** START OF Material supplied **
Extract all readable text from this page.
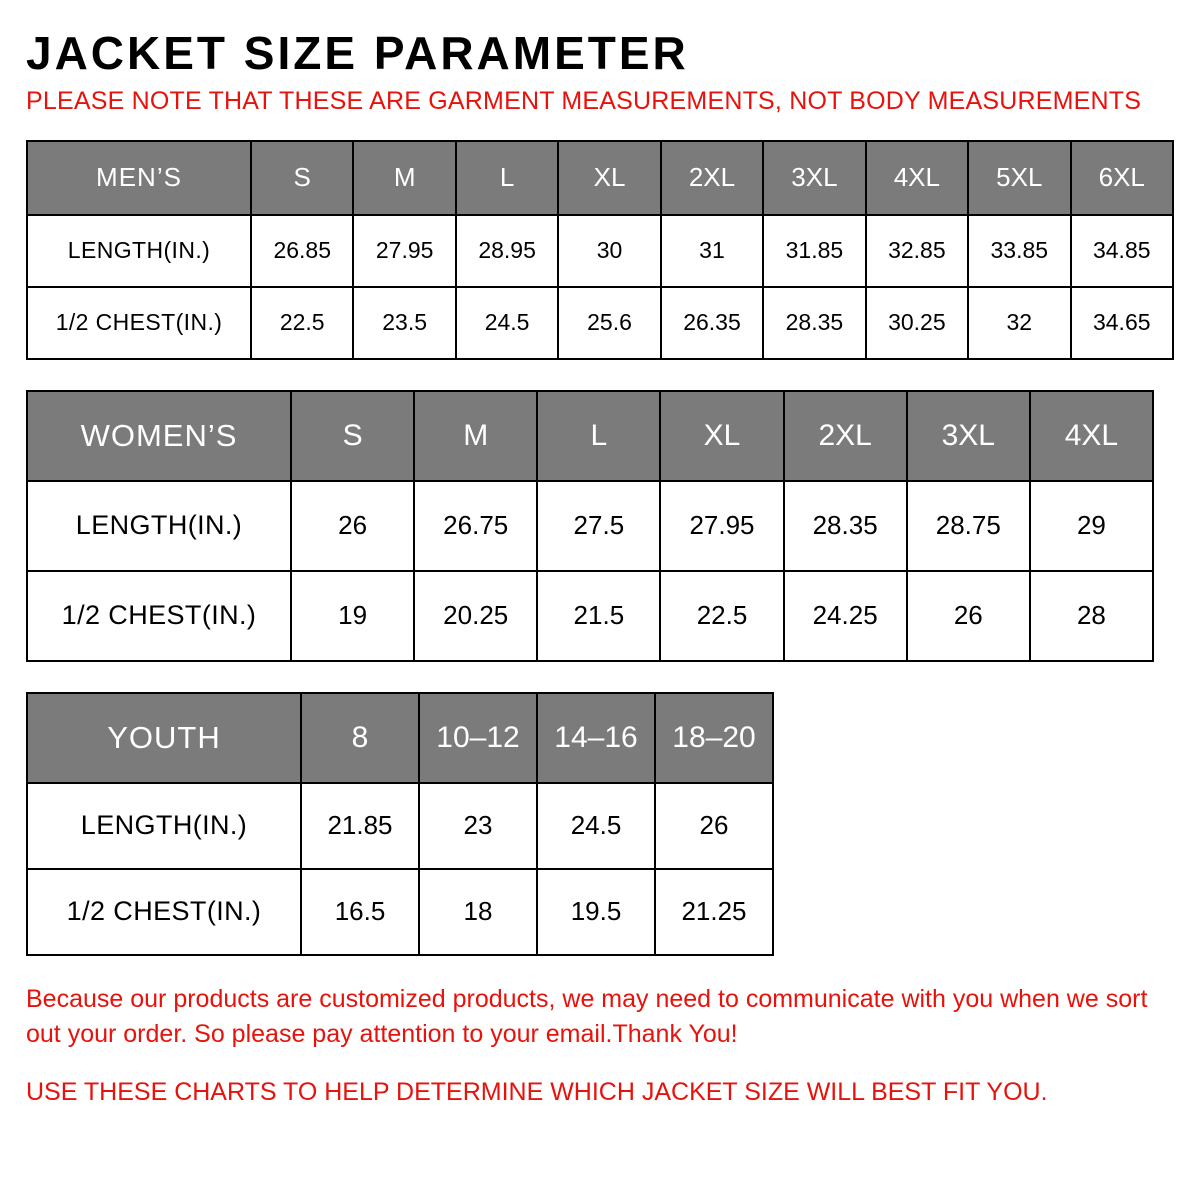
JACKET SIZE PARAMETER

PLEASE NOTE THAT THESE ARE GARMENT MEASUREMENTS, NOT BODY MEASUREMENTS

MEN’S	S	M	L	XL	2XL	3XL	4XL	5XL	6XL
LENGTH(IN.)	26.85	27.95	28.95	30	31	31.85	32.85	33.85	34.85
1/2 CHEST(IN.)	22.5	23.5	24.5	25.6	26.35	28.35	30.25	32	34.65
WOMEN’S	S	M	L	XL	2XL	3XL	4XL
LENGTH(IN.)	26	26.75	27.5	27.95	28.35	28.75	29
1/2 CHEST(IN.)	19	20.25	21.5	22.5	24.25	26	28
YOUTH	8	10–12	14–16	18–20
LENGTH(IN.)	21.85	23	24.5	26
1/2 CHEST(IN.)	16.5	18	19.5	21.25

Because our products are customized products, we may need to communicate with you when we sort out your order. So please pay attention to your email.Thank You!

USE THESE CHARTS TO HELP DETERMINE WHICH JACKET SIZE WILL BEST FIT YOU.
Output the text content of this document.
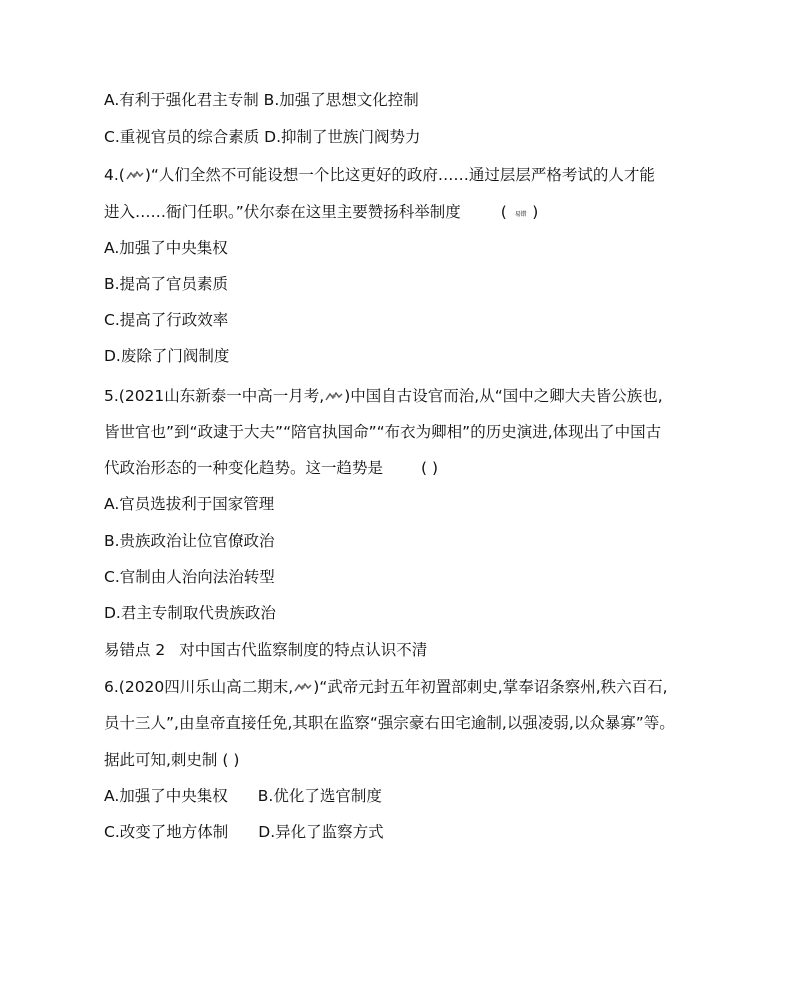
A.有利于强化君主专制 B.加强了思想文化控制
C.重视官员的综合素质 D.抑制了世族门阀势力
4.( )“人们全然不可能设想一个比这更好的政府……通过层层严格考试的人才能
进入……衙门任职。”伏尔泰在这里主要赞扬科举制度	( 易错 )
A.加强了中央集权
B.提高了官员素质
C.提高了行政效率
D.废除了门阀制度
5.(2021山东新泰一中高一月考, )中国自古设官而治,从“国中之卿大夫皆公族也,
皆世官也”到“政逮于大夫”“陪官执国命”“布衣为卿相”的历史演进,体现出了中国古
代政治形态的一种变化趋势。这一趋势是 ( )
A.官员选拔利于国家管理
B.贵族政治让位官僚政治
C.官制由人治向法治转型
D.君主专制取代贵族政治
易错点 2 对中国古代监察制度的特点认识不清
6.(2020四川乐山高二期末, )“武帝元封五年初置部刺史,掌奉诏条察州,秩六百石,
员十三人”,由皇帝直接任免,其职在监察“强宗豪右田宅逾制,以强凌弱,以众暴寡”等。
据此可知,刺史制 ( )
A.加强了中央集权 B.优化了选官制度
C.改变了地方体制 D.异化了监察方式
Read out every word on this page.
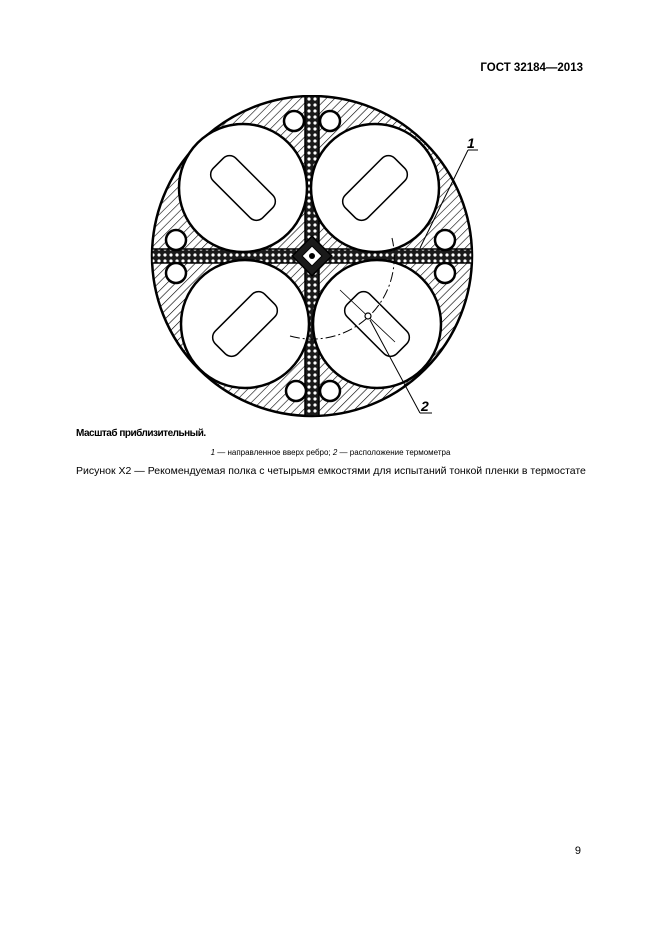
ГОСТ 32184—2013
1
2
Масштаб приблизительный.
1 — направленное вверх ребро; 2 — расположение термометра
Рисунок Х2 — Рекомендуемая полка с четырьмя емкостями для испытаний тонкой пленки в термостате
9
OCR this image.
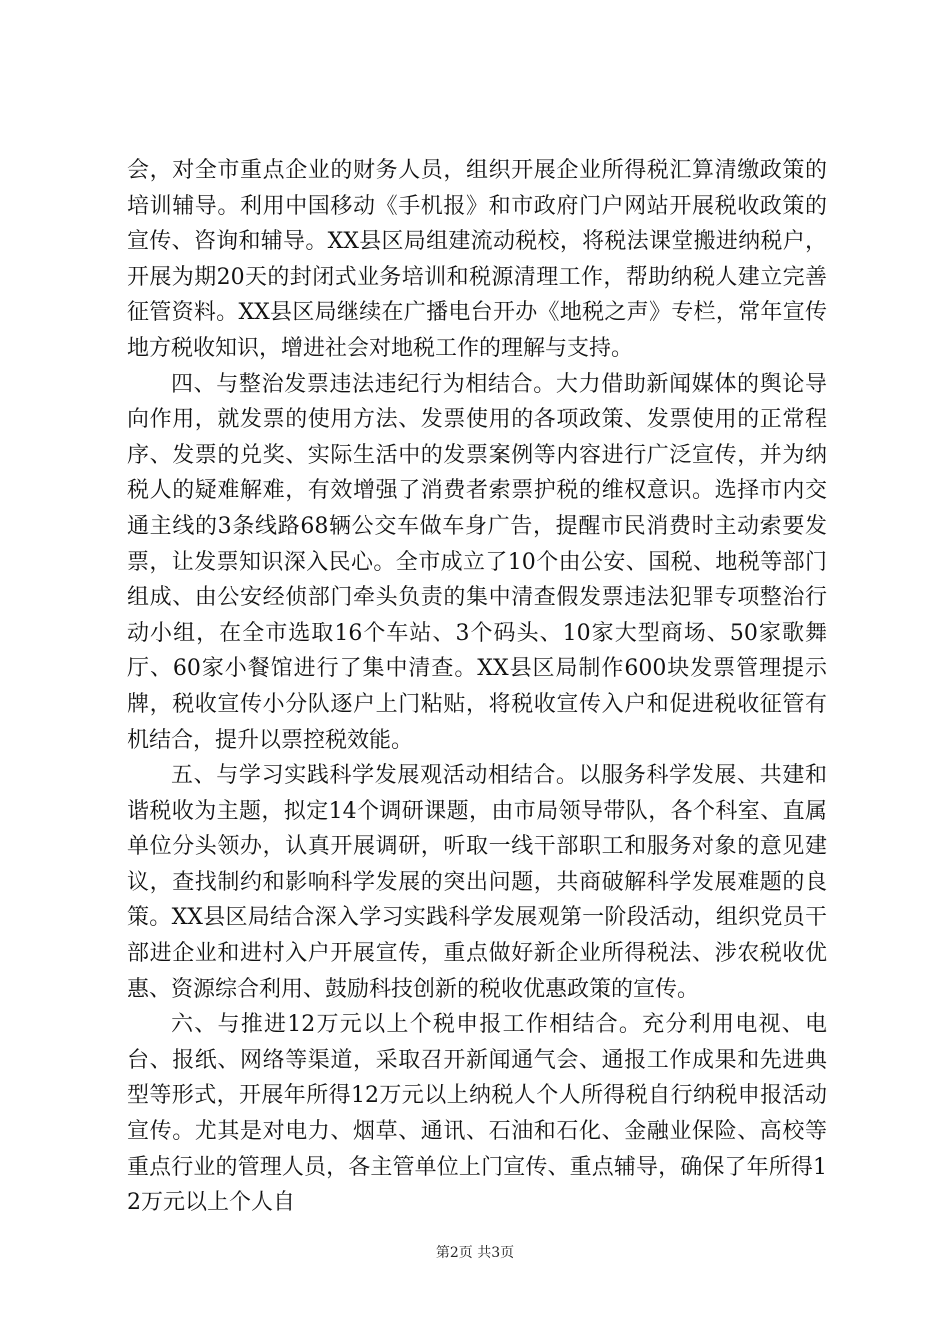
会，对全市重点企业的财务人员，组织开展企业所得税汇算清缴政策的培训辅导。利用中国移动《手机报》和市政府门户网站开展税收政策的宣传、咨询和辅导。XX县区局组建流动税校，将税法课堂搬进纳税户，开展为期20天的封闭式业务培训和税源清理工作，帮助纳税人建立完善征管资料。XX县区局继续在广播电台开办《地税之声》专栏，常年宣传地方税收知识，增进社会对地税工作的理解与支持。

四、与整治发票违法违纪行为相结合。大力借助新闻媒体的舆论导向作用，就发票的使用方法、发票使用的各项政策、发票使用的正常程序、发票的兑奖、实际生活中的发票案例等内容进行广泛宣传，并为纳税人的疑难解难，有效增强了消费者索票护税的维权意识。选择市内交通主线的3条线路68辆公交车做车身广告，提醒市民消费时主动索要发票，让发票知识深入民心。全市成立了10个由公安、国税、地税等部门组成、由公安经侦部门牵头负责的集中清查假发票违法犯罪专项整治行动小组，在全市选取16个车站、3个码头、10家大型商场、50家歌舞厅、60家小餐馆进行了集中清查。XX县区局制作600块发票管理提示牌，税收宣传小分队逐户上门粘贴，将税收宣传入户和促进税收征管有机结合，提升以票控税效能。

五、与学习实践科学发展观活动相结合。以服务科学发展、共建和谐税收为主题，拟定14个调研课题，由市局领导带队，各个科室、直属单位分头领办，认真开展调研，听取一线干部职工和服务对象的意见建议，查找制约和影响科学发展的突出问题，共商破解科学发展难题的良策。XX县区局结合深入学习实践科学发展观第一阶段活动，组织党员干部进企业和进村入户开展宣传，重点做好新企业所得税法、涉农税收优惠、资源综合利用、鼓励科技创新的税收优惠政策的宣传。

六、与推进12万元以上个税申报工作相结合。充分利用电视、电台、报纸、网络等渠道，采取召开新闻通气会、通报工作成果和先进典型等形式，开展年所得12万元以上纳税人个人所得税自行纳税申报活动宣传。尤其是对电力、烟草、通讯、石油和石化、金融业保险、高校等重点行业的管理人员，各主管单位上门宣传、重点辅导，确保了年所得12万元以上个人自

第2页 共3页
** END OF Material supplied **
> **Work required**
From the listing above, copy all lines holding the word "text".

> **Solution to this exercise**
Extract all readable text from this page.
Output the text content of this document.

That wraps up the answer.